(Stored items)
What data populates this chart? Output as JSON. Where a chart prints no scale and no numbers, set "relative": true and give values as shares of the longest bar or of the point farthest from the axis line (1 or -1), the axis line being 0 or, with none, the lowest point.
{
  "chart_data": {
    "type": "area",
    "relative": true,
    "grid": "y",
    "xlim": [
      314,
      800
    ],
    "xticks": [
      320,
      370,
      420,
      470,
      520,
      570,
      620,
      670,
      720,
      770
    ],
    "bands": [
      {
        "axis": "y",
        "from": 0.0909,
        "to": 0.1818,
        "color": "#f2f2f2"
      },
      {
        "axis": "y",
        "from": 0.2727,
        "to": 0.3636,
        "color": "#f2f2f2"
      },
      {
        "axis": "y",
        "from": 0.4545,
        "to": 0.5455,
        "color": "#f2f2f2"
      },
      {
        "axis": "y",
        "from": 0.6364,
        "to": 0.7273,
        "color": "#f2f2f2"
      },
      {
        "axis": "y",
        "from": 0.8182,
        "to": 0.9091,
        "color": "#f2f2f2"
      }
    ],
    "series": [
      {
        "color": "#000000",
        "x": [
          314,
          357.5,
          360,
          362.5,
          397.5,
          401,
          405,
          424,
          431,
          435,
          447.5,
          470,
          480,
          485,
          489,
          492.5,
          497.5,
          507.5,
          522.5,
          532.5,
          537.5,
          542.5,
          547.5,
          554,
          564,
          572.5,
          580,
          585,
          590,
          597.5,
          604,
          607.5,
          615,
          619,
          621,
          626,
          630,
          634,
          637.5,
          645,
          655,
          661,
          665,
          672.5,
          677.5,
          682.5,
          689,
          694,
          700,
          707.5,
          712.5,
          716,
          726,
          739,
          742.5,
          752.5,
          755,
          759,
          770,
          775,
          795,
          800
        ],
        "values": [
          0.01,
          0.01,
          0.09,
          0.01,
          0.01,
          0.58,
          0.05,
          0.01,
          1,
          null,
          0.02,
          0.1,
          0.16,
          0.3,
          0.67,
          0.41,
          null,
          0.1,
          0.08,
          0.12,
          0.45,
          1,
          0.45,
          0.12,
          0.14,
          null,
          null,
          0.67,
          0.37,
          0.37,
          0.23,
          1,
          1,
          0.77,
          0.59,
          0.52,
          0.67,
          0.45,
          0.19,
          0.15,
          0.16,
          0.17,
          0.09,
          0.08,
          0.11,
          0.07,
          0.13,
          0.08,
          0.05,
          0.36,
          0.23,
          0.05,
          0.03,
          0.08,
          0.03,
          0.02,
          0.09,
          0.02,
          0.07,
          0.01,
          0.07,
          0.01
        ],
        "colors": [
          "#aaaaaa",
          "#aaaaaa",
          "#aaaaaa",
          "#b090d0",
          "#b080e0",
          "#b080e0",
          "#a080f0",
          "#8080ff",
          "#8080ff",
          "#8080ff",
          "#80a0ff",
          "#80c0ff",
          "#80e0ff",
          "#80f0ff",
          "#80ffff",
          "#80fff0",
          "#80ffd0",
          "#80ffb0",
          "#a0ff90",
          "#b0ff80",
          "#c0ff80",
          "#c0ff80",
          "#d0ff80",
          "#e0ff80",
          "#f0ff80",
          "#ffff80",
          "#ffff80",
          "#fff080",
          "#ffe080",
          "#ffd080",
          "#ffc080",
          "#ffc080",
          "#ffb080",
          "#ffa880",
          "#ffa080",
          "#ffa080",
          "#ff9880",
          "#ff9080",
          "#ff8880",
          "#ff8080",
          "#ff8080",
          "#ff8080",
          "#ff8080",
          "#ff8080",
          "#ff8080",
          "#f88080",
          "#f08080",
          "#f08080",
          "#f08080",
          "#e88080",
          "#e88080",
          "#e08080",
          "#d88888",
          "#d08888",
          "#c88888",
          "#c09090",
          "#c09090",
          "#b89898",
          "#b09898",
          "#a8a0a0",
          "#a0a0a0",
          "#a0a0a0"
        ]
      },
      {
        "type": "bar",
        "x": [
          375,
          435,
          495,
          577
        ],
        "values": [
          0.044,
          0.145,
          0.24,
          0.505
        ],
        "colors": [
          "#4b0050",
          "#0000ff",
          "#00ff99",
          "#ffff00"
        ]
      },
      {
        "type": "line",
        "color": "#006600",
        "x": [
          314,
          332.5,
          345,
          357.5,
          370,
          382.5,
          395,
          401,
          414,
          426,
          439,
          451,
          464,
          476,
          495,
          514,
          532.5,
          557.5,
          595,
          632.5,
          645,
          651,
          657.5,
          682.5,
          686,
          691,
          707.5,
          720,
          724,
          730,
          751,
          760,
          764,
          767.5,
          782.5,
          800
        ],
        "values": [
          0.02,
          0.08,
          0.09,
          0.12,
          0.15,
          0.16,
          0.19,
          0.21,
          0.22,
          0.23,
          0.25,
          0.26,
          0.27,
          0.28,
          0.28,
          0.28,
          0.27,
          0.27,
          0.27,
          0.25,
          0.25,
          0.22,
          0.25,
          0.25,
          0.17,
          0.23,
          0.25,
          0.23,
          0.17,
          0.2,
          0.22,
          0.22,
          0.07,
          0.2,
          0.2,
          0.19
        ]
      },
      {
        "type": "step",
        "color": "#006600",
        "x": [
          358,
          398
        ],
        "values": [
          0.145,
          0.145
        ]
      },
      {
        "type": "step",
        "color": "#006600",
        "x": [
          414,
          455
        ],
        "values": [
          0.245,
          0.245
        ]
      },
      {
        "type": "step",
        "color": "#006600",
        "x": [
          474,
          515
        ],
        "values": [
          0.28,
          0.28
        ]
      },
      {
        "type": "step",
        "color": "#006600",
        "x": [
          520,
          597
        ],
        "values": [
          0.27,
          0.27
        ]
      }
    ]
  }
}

▸ **Your instructions**:
Output the complete data exactly as written.

▸ **Exercise result**:
What data populates this chart? Output as JSON. Where a chart prints no scale and no numbers, set "relative": true and give values as shares of the longest bar or of the point farthest from the axis line (1 or -1), the axis line being 0 or, with none, the lowest point.
{
  "chart_data": {
    "type": "area",
    "relative": true,
    "grid": "y",
    "xlim": [
      314,
      800
    ],
    "xticks": [
      320,
      370,
      420,
      470,
      520,
      570,
      620,
      670,
      720,
      770
    ],
    "bands": [
      {
        "axis": "y",
        "from": 0.0909,
        "to": 0.1818,
        "color": "#f2f2f2"
      },
      {
        "axis": "y",
        "from": 0.2727,
        "to": 0.3636,
        "color": "#f2f2f2"
      },
      {
        "axis": "y",
        "from": 0.4545,
        "to": 0.5455,
        "color": "#f2f2f2"
      },
      {
        "axis": "y",
        "from": 0.6364,
        "to": 0.7273,
        "color": "#f2f2f2"
      },
      {
        "axis": "y",
        "from": 0.8182,
        "to": 0.9091,
        "color": "#f2f2f2"
      }
    ],
    "series": [
      {
        "color": "#000000",
        "x": [
          314,
          357.5,
          360,
          362.5,
          397.5,
          401,
          405,
          424,
          431,
          435,
          447.5,
          470,
          480,
          485,
          489,
          492.5,
          497.5,
          507.5,
          522.5,
          532.5,
          537.5,
          542.5,
          547.5,
          554,
          564,
          572.5,
          580,
          585,
          590,
          597.5,
          604,
          607.5,
          615,
          619,
          621,
          626,
          630,
          634,
          637.5,
          645,
          655,
          661,
          665,
          672.5,
          677.5,
          682.5,
          689,
          694,
          700,
          707.5,
          712.5,
          716,
          726,
          739,
          742.5,
          752.5,
          755,
          759,
          770,
          775,
          795,
          800
        ],
        "values": [
          0.01,
          0.01,
          0.09,
          0.01,
          0.01,
          0.58,
          0.05,
          0.01,
          1,
          null,
          0.02,
          0.1,
          0.16,
          0.3,
          0.67,
          0.41,
          null,
          0.1,
          0.08,
          0.12,
          0.45,
          1,
          0.45,
          0.12,
          0.14,
          null,
          null,
          0.67,
          0.37,
          0.37,
          0.23,
          1,
          1,
          0.77,
          0.59,
          0.52,
          0.67,
          0.45,
          0.19,
          0.15,
          0.16,
          0.17,
          0.09,
          0.08,
          0.11,
          0.07,
          0.13,
          0.08,
          0.05,
          0.36,
          0.23,
          0.05,
          0.03,
          0.08,
          0.03,
          0.02,
          0.09,
          0.02,
          0.07,
          0.01,
          0.07,
          0.01
        ],
        "colors": [
          "#aaaaaa",
          "#aaaaaa",
          "#aaaaaa",
          "#b090d0",
          "#b080e0",
          "#b080e0",
          "#a080f0",
          "#8080ff",
          "#8080ff",
          "#8080ff",
          "#80a0ff",
          "#80c0ff",
          "#80e0ff",
          "#80f0ff",
          "#80ffff",
          "#80fff0",
          "#80ffd0",
          "#80ffb0",
          "#a0ff90",
          "#b0ff80",
          "#c0ff80",
          "#c0ff80",
          "#d0ff80",
          "#e0ff80",
          "#f0ff80",
          "#ffff80",
          "#ffff80",
          "#fff080",
          "#ffe080",
          "#ffd080",
          "#ffc080",
          "#ffc080",
          "#ffb080",
          "#ffa880",
          "#ffa080",
          "#ffa080",
          "#ff9880",
          "#ff9080",
          "#ff8880",
          "#ff8080",
          "#ff8080",
          "#ff8080",
          "#ff8080",
          "#ff8080",
          "#ff8080",
          "#f88080",
          "#f08080",
          "#f08080",
          "#f08080",
          "#e88080",
          "#e88080",
          "#e08080",
          "#d88888",
          "#d08888",
          "#c88888",
          "#c09090",
          "#c09090",
          "#b89898",
          "#b09898",
          "#a8a0a0",
          "#a0a0a0",
          "#a0a0a0"
        ]
      },
      {
        "type": "bar",
        "x": [
          375,
          435,
          495,
          577
        ],
        "values": [
          0.044,
          0.145,
          0.24,
          0.505
        ],
        "colors": [
          "#4b0050",
          "#0000ff",
          "#00ff99",
          "#ffff00"
        ]
      },
      {
        "type": "line",
        "color": "#006600",
        "x": [
          314,
          332.5,
          345,
          357.5,
          370,
          382.5,
          395,
          401,
          414,
          426,
          439,
          451,
          464,
          476,
          495,
          514,
          532.5,
          557.5,
          595,
          632.5,
          645,
          651,
          657.5,
          682.5,
          686,
          691,
          707.5,
          720,
          724,
          730,
          751,
          760,
          764,
          767.5,
          782.5,
          800
        ],
        "values": [
          0.02,
          0.08,
          0.09,
          0.12,
          0.15,
          0.16,
          0.19,
          0.21,
          0.22,
          0.23,
          0.25,
          0.26,
          0.27,
          0.28,
          0.28,
          0.28,
          0.27,
          0.27,
          0.27,
          0.25,
          0.25,
          0.22,
          0.25,
          0.25,
          0.17,
          0.23,
          0.25,
          0.23,
          0.17,
          0.2,
          0.22,
          0.22,
          0.07,
          0.2,
          0.2,
          0.19
        ]
      },
      {
        "type": "step",
        "color": "#006600",
        "x": [
          358,
          398
        ],
        "values": [
          0.145,
          0.145
        ]
      },
      {
        "type": "step",
        "color": "#006600",
        "x": [
          414,
          455
        ],
        "values": [
          0.245,
          0.245
        ]
      },
      {
        "type": "step",
        "color": "#006600",
        "x": [
          474,
          515
        ],
        "values": [
          0.28,
          0.28
        ]
      },
      {
        "type": "step",
        "color": "#006600",
        "x": [
          520,
          597
        ],
        "values": [
          0.27,
          0.27
        ]
      }
    ]
  }
}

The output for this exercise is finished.